PROVIDED DATA
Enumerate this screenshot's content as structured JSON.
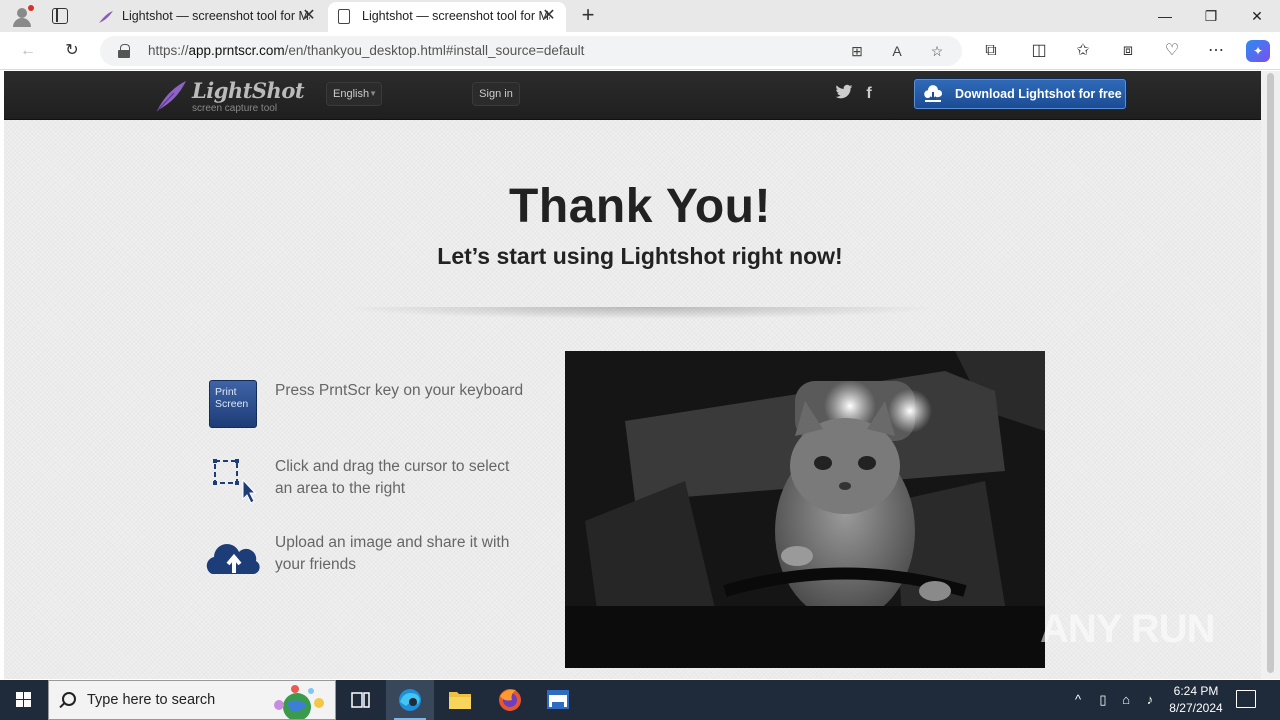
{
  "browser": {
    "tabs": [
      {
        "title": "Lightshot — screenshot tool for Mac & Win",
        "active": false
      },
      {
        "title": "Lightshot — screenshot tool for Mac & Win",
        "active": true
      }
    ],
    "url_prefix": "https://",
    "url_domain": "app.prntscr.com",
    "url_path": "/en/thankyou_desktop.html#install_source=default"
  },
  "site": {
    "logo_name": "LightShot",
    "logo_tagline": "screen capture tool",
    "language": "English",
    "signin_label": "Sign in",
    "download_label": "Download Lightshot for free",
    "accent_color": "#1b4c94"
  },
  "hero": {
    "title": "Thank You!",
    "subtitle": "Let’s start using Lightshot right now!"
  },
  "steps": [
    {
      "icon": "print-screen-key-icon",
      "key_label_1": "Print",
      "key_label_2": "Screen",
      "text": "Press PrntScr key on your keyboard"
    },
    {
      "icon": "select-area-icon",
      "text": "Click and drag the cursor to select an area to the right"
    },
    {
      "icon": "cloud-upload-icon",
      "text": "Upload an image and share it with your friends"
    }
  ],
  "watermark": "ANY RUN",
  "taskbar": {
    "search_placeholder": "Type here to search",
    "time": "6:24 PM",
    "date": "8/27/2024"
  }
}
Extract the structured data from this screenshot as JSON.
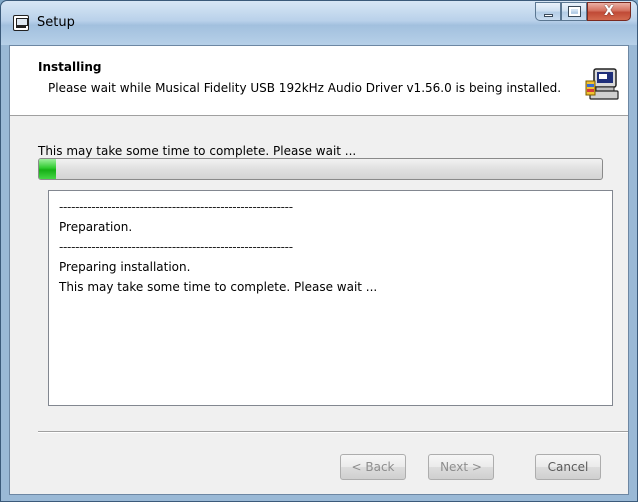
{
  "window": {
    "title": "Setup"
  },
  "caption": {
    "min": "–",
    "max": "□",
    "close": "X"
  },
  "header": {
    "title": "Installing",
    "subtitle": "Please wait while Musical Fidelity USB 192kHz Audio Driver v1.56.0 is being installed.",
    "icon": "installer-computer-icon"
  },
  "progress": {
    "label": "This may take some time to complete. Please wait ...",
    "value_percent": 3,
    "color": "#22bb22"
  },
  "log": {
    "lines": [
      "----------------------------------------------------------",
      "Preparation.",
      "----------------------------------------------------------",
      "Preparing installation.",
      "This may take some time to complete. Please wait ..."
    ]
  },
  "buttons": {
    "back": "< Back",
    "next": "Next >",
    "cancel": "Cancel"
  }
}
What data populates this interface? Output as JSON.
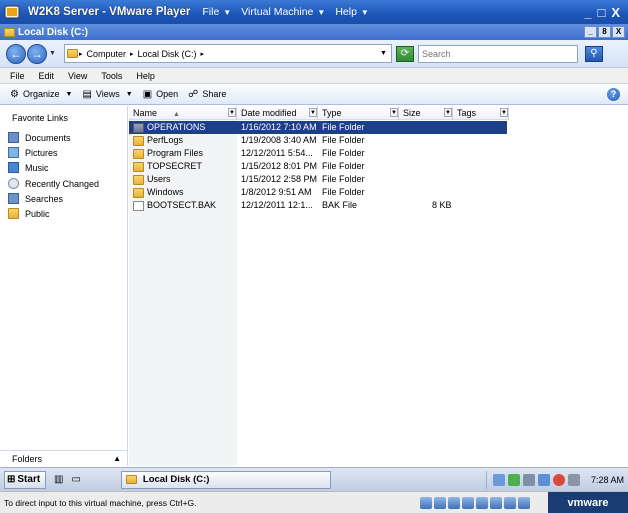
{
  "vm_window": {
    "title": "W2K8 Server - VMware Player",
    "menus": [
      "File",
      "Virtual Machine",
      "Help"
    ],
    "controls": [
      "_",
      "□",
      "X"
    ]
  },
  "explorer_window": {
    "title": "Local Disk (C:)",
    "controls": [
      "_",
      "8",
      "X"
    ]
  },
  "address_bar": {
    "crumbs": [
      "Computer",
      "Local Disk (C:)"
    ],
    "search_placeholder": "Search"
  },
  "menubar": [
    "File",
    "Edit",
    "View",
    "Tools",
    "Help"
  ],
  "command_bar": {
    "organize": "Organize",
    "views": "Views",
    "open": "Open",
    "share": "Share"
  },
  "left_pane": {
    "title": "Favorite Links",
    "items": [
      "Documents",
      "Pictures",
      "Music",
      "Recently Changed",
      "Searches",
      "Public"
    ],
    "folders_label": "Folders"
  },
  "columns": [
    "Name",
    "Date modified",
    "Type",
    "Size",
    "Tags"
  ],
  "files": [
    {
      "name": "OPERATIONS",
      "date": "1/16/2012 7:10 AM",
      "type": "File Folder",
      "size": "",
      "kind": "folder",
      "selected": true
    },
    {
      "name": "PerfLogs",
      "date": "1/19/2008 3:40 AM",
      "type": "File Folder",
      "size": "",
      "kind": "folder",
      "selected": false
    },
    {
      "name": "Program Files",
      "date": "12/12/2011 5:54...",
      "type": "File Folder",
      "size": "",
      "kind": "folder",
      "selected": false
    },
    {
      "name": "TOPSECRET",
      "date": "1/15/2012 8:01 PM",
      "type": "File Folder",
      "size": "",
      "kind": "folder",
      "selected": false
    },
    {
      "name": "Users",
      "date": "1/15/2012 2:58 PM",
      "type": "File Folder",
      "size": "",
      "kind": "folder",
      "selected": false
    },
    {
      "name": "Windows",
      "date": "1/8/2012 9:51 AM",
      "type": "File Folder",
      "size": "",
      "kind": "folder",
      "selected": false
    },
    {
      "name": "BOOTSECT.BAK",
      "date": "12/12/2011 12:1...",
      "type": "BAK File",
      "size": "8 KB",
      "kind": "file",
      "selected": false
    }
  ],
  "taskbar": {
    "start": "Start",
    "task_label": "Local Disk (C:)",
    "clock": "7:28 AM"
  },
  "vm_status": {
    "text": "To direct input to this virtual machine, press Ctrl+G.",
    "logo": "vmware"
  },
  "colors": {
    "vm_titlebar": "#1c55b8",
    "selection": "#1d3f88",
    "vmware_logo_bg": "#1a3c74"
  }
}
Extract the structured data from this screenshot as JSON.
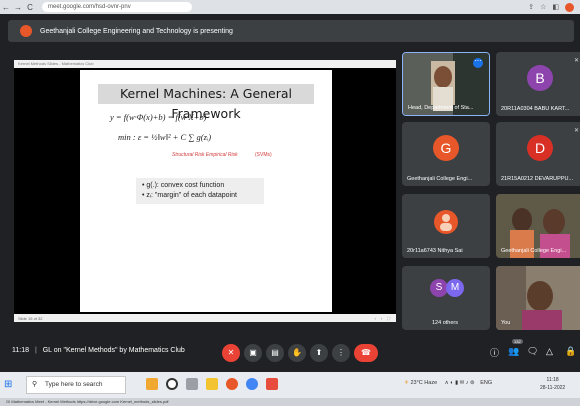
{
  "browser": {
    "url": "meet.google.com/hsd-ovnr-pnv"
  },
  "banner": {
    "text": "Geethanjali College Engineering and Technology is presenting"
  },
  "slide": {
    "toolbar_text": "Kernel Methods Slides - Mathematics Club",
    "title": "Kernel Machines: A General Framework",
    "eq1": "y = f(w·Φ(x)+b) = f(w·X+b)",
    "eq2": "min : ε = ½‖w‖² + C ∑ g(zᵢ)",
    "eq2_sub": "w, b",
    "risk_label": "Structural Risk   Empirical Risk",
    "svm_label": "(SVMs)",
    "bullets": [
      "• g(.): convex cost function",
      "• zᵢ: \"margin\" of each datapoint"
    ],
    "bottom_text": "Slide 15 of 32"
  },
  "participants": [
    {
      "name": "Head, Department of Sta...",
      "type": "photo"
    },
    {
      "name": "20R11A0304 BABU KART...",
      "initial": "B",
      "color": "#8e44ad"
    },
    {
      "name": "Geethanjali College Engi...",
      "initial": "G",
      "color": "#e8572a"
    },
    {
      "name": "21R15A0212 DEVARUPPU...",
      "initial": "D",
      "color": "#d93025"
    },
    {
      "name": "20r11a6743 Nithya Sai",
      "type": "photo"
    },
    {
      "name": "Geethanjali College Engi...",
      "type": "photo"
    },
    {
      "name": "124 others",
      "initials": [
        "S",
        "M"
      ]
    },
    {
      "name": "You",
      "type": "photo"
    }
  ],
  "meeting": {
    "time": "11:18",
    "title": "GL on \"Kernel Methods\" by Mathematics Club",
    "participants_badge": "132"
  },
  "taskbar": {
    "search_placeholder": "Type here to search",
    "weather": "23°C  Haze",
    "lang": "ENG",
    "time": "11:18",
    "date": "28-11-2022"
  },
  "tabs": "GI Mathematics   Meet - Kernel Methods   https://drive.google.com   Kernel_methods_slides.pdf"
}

AIM OF THE TASK
Restate the whole of the material word for word without the pictures.

WRITTEN ANSWER
Enumerate this screenshot's content as structured JSON.
{
  "browser": {
    "tabs": [
      {
        "title": "Lightshot — screenshot tool for Mac & Win",
        "active": false
      },
      {
        "title": "Lightshot — screenshot tool for Mac & Win",
        "active": true
      }
    ],
    "url_prefix": "https://",
    "url_domain": "app.prntscr.com",
    "url_path": "/en/thankyou_desktop.html#install_source=default"
  },
  "site": {
    "logo_name": "LightShot",
    "logo_tagline": "screen capture tool",
    "language": "English",
    "signin_label": "Sign in",
    "download_label": "Download Lightshot for free",
    "accent_color": "#1b4c94"
  },
  "hero": {
    "title": "Thank You!",
    "subtitle": "Let’s start using Lightshot right now!"
  },
  "steps": [
    {
      "icon": "print-screen-key-icon",
      "key_label_1": "Print",
      "key_label_2": "Screen",
      "text": "Press PrntScr key on your keyboard"
    },
    {
      "icon": "select-area-icon",
      "text": "Click and drag the cursor to select an area to the right"
    },
    {
      "icon": "cloud-upload-icon",
      "text": "Upload an image and share it with your friends"
    }
  ],
  "watermark": "ANY RUN",
  "taskbar": {
    "search_placeholder": "Type here to search",
    "time": "6:24 PM",
    "date": "8/27/2024"
  }
}
Extract the structured data from this screenshot as JSON.
{
  "window": {
    "title": "Setup"
  },
  "caption": {
    "min": "–",
    "max": "□",
    "close": "X"
  },
  "header": {
    "title": "Installing",
    "subtitle": "Please wait while Musical Fidelity USB 192kHz Audio Driver v1.56.0 is being installed.",
    "icon": "installer-computer-icon"
  },
  "progress": {
    "label": "This may take some time to complete. Please wait ...",
    "value_percent": 3,
    "color": "#22bb22"
  },
  "log": {
    "lines": [
      "----------------------------------------------------------",
      "Preparation.",
      "----------------------------------------------------------",
      "Preparing installation.",
      "This may take some time to complete. Please wait ..."
    ]
  },
  "buttons": {
    "back": "< Back",
    "next": "Next >",
    "cancel": "Cancel"
  }
}
What data populates this interface? Output as JSON.
{
  "vm_window": {
    "title": "W2K8 Server - VMware Player",
    "menus": [
      "File",
      "Virtual Machine",
      "Help"
    ],
    "controls": [
      "_",
      "□",
      "X"
    ]
  },
  "explorer_window": {
    "title": "Local Disk (C:)",
    "controls": [
      "_",
      "8",
      "X"
    ]
  },
  "address_bar": {
    "crumbs": [
      "Computer",
      "Local Disk (C:)"
    ],
    "search_placeholder": "Search"
  },
  "menubar": [
    "File",
    "Edit",
    "View",
    "Tools",
    "Help"
  ],
  "command_bar": {
    "organize": "Organize",
    "views": "Views",
    "open": "Open",
    "share": "Share"
  },
  "left_pane": {
    "title": "Favorite Links",
    "items": [
      "Documents",
      "Pictures",
      "Music",
      "Recently Changed",
      "Searches",
      "Public"
    ],
    "folders_label": "Folders"
  },
  "columns": [
    "Name",
    "Date modified",
    "Type",
    "Size",
    "Tags"
  ],
  "files": [
    {
      "name": "OPERATIONS",
      "date": "1/16/2012 7:10 AM",
      "type": "File Folder",
      "size": "",
      "kind": "folder",
      "selected": true
    },
    {
      "name": "PerfLogs",
      "date": "1/19/2008 3:40 AM",
      "type": "File Folder",
      "size": "",
      "kind": "folder",
      "selected": false
    },
    {
      "name": "Program Files",
      "date": "12/12/2011 5:54...",
      "type": "File Folder",
      "size": "",
      "kind": "folder",
      "selected": false
    },
    {
      "name": "TOPSECRET",
      "date": "1/15/2012 8:01 PM",
      "type": "File Folder",
      "size": "",
      "kind": "folder",
      "selected": false
    },
    {
      "name": "Users",
      "date": "1/15/2012 2:58 PM",
      "type": "File Folder",
      "size": "",
      "kind": "folder",
      "selected": false
    },
    {
      "name": "Windows",
      "date": "1/8/2012 9:51 AM",
      "type": "File Folder",
      "size": "",
      "kind": "folder",
      "selected": false
    },
    {
      "name": "BOOTSECT.BAK",
      "date": "12/12/2011 12:1...",
      "type": "BAK File",
      "size": "8 KB",
      "kind": "file",
      "selected": false
    }
  ],
  "taskbar": {
    "start": "Start",
    "task_label": "Local Disk (C:)",
    "clock": "7:28 AM"
  },
  "vm_status": {
    "text": "To direct input to this virtual machine, press Ctrl+G.",
    "logo": "vmware"
  },
  "colors": {
    "vm_titlebar": "#1c55b8",
    "selection": "#1d3f88",
    "vmware_logo_bg": "#1a3c74"
  }
}
Extract the structured data from this screenshot as JSON.
{
  "browser": {
    "url": "meet.google.com/hsd-ovnr-pnv"
  },
  "banner": {
    "text": "Geethanjali College Engineering and Technology is presenting"
  },
  "slide": {
    "toolbar_text": "Kernel Methods Slides - Mathematics Club",
    "title": "Kernel Machines: A General Framework",
    "eq1": "y = f(w·Φ(x)+b) = f(w·X+b)",
    "eq2": "min : ε = ½‖w‖² + C ∑ g(zᵢ)",
    "eq2_sub": "w, b",
    "risk_label": "Structural Risk   Empirical Risk",
    "svm_label": "(SVMs)",
    "bullets": [
      "• g(.): convex cost function",
      "• zᵢ: \"margin\" of each datapoint"
    ],
    "bottom_text": "Slide 15 of 32"
  },
  "participants": [
    {
      "name": "Head, Department of Sta...",
      "type": "photo"
    },
    {
      "name": "20R11A0304 BABU KART...",
      "initial": "B",
      "color": "#8e44ad"
    },
    {
      "name": "Geethanjali College Engi...",
      "initial": "G",
      "color": "#e8572a"
    },
    {
      "name": "21R15A0212 DEVARUPPU...",
      "initial": "D",
      "color": "#d93025"
    },
    {
      "name": "20r11a6743 Nithya Sai",
      "type": "photo"
    },
    {
      "name": "Geethanjali College Engi...",
      "type": "photo"
    },
    {
      "name": "124 others",
      "initials": [
        "S",
        "M"
      ]
    },
    {
      "name": "You",
      "type": "photo"
    }
  ],
  "meeting": {
    "time": "11:18",
    "title": "GL on \"Kernel Methods\" by Mathematics Club",
    "participants_badge": "132"
  },
  "taskbar": {
    "search_placeholder": "Type here to search",
    "weather": "23°C  Haze",
    "lang": "ENG",
    "time": "11:18",
    "date": "28-11-2022"
  },
  "tabs": "GI Mathematics   Meet - Kernel Methods   https://drive.google.com   Kernel_methods_slides.pdf"
}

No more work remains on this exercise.